** WHAT TO DO **
Gather all lines in the records below that include the word "emocional".

** Dataset items **
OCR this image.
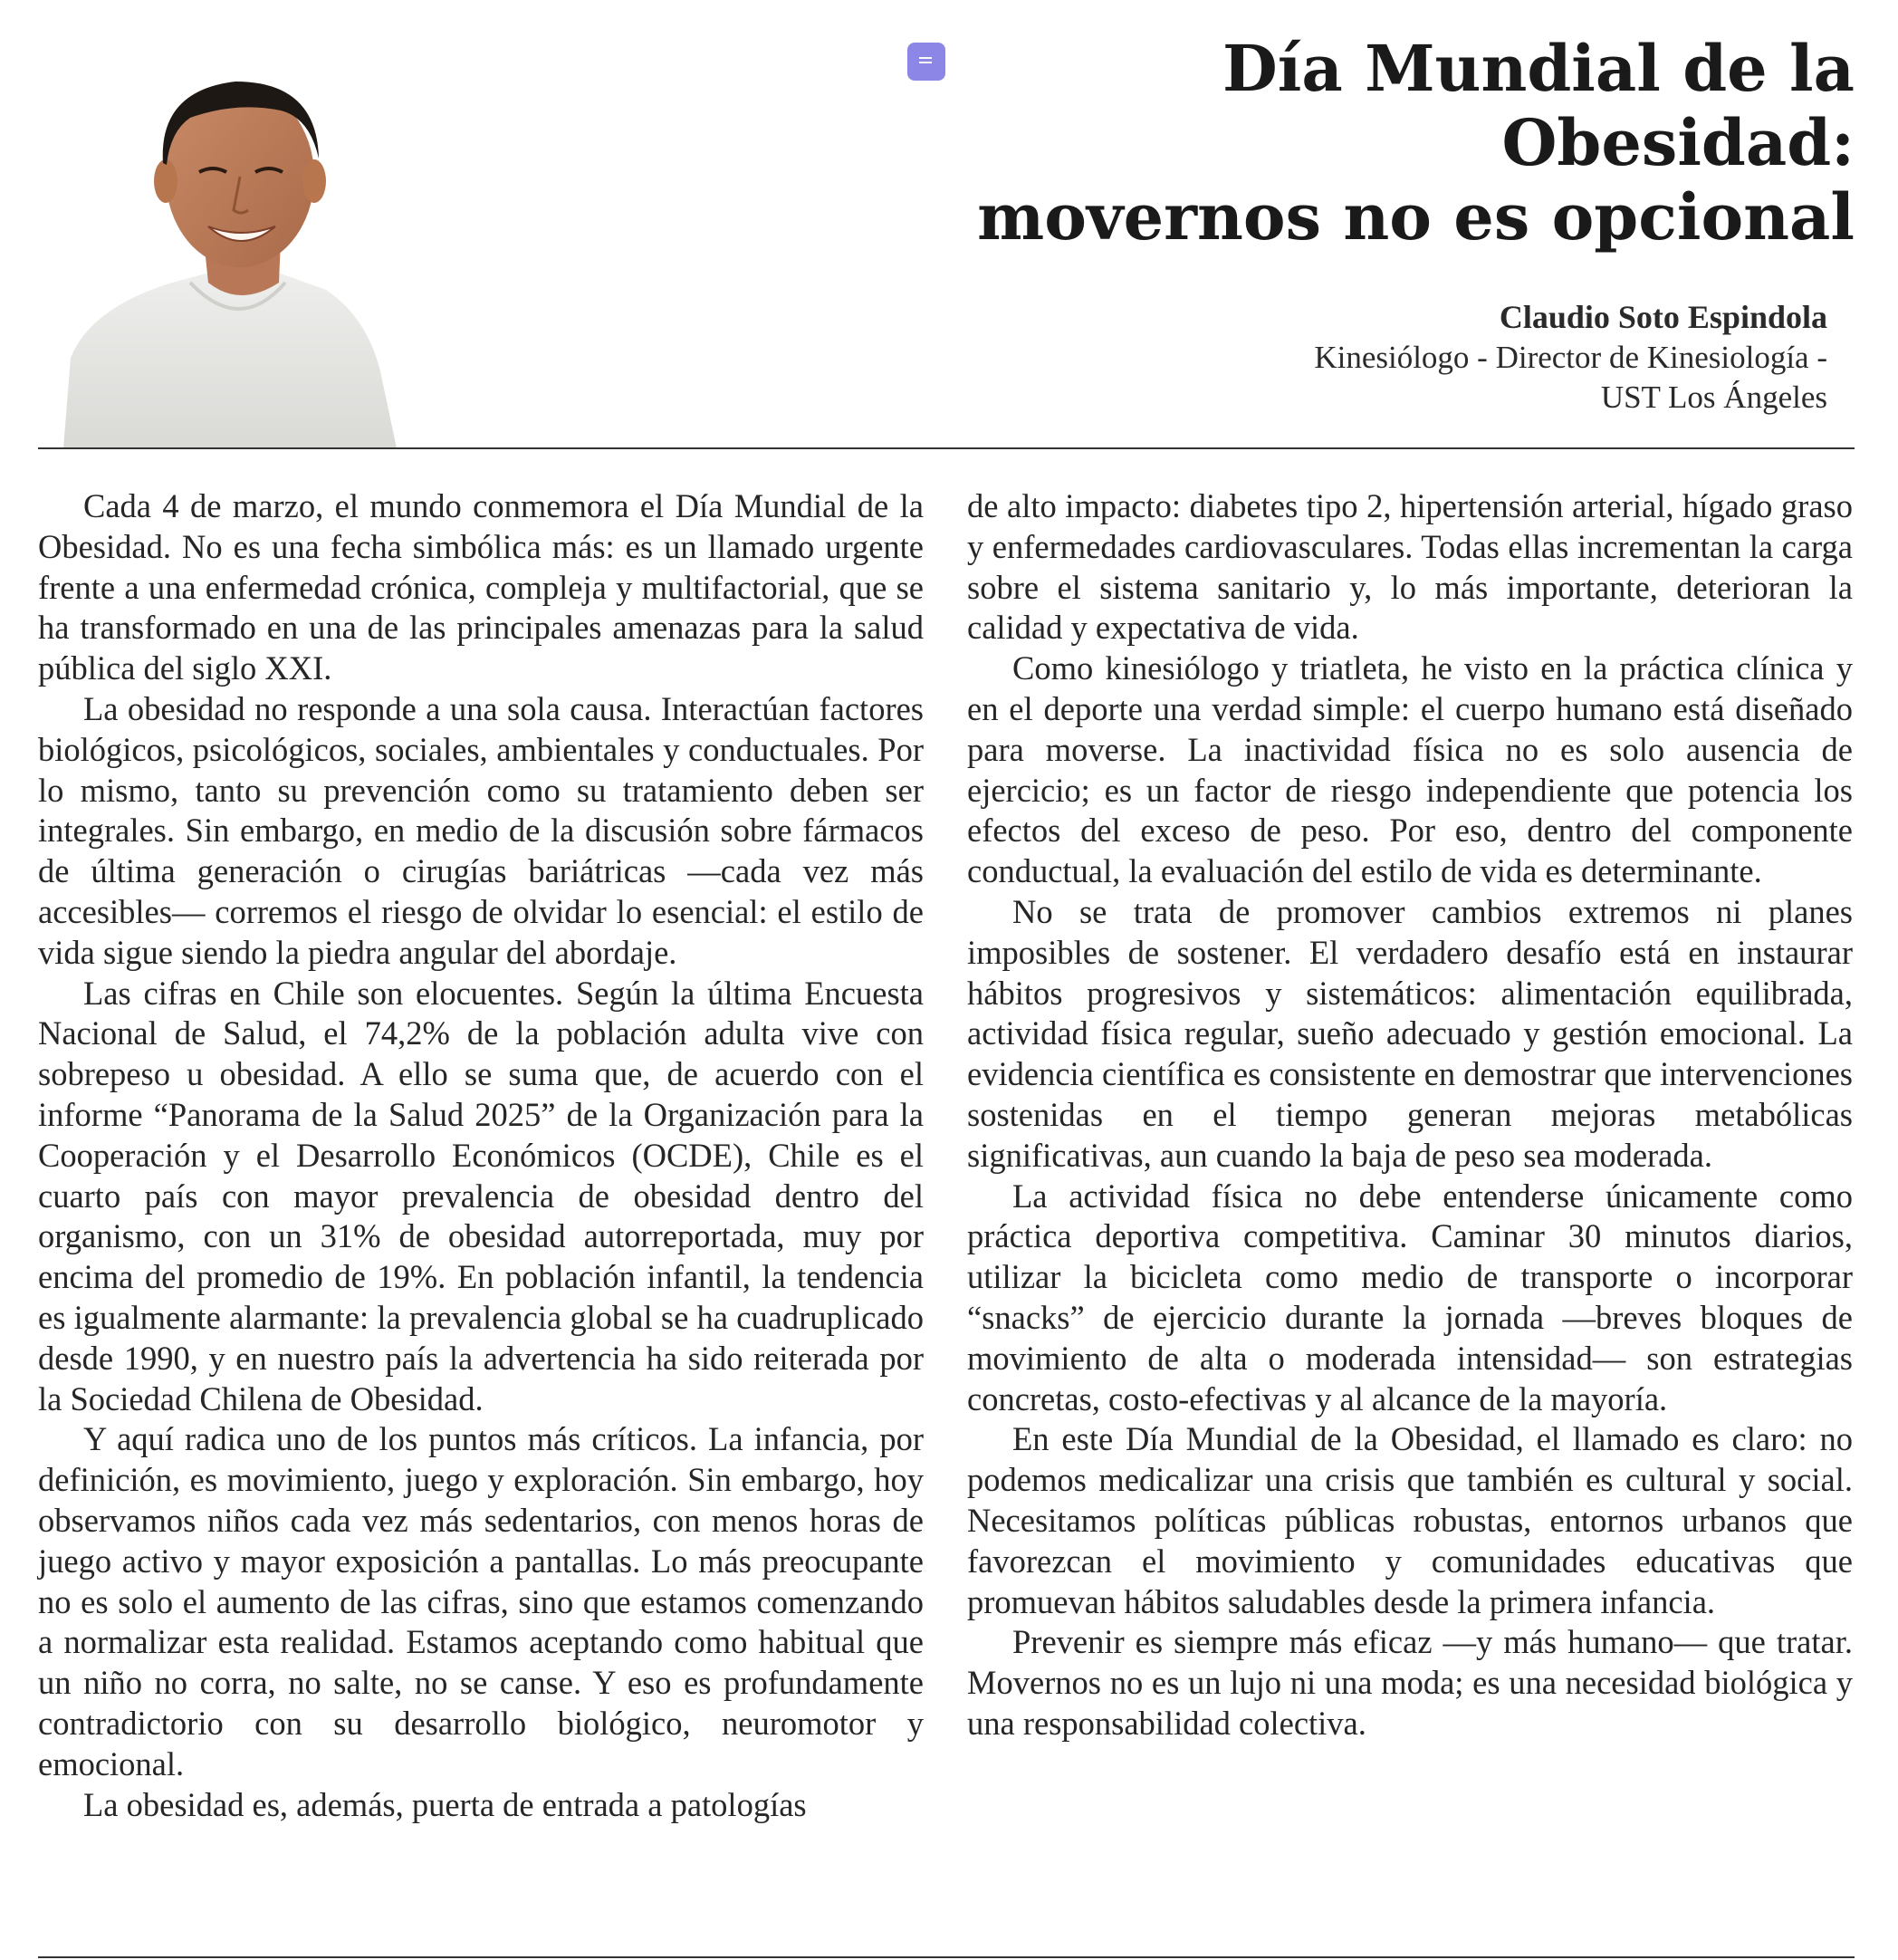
Día Mundial de la Obesidad:
movernos no es opcional
Claudio Soto Espindola
Kinesiólogo - Director de Kinesiología -
UST Los Ángeles

Cada 4 de marzo, el mundo conmemora el Día Mundial de la Obesidad. No es una fecha simbólica más: es un llamado urgente frente a una enfermedad crónica, compleja y multifactorial, que se ha transformado en una de las principales amenazas para la salud pública del siglo XXI.

La obesidad no responde a una sola causa. Interactúan factores biológicos, psicológicos, sociales, ambientales y conductuales. Por lo mismo, tanto su prevención como su tratamiento deben ser integrales. Sin embargo, en medio de la discusión sobre fármacos de última generación o cirugías bariátricas —cada vez más accesibles— corremos el riesgo de olvidar lo esencial: el estilo de vida sigue siendo la piedra angular del abordaje.

Las cifras en Chile son elocuentes. Según la última Encuesta Nacional de Salud, el 74,2% de la población adulta vive con sobrepeso u obesidad. A ello se suma que, de acuerdo con el informe “Panorama de la Salud 2025” de la Organización para la Cooperación y el Desarrollo Económicos (OCDE), Chile es el cuarto país con mayor prevalencia de obesidad dentro del organismo, con un 31% de obesidad autorreportada, muy por encima del promedio de 19%. En población infantil, la tendencia es igualmente alarmante: la prevalencia global se ha cuadruplicado desde 1990, y en nuestro país la advertencia ha sido reiterada por la Sociedad Chilena de Obesidad.

Y aquí radica uno de los puntos más críticos. La infancia, por definición, es movimiento, juego y exploración. Sin embargo, hoy observamos niños cada vez más sedentarios, con menos horas de juego activo y mayor exposición a pantallas. Lo más preocupante no es solo el aumento de las cifras, sino que estamos comenzando a normalizar esta realidad. Estamos aceptando como habitual que un niño no corra, no salte, no se canse. Y eso es profundamente contradictorio con su desarrollo biológico, neuromotor y emocional.

La obesidad es, además, puerta de entrada a patologías

de alto impacto: diabetes tipo 2, hipertensión arterial, hígado graso y enfermedades cardiovasculares. Todas ellas incrementan la carga sobre el sistema sanitario y, lo más importante, deterioran la calidad y expectativa de vida.

Como kinesiólogo y triatleta, he visto en la práctica clínica y en el deporte una verdad simple: el cuerpo humano está diseñado para moverse. La inactividad física no es solo ausencia de ejercicio; es un factor de riesgo independiente que potencia los efectos del exceso de peso. Por eso, dentro del componente conductual, la evaluación del estilo de vida es determinante.

No se trata de promover cambios extremos ni planes imposibles de sostener. El verdadero desafío está en instaurar hábitos progresivos y sistemáticos: alimentación equilibrada, actividad física regular, sueño adecuado y gestión emocional. La evidencia científica es consistente en demostrar que intervenciones sostenidas en el tiempo generan mejoras metabólicas significativas, aun cuando la baja de peso sea moderada.

La actividad física no debe entenderse únicamente como práctica deportiva competitiva. Caminar 30 minutos diarios, utilizar la bicicleta como medio de transporte o incorporar “snacks” de ejercicio durante la jornada —breves bloques de movimiento de alta o moderada intensidad— son estrategias concretas, costo-efectivas y al alcance de la mayoría.

En este Día Mundial de la Obesidad, el llamado es claro: no podemos medicalizar una crisis que también es cultural y social. Necesitamos políticas públicas robustas, entornos urbanos que favorezcan el movimiento y comunidades educativas que promuevan hábitos saludables desde la primera infancia.

Prevenir es siempre más eficaz —y más humano— que tratar. Movernos no es un lujo ni una moda; es una necesidad biológica y una responsabilidad colectiva.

** WRITTEN ANSWER **
Y aquí radica uno de los puntos más críticos. La infancia, por definición, es movimiento, juego y exploración. Sin embargo, hoy observamos niños cada vez más sedentarios, con menos horas de juego activo y mayor exposición a pantallas. Lo más preocupante no es solo el aumento de las cifras, sino que estamos comenzando a normalizar esta realidad. Estamos aceptando como habitual que un niño no corra, no salte, no se canse. Y eso es profundamente contradictorio con su desarrollo biológico, neuromotor y emocional.
No se trata de promover cambios extremos ni planes imposibles de sostener. El verdadero desafío está en instaurar hábitos progresivos y sistemáticos: alimentación equilibrada, actividad física regular, sueño adecuado y gestión emocional. La evidencia científica es consistente en demostrar que intervenciones sostenidas en el tiempo generan mejoras metabólicas significativas, aun cuando la baja de peso sea moderada.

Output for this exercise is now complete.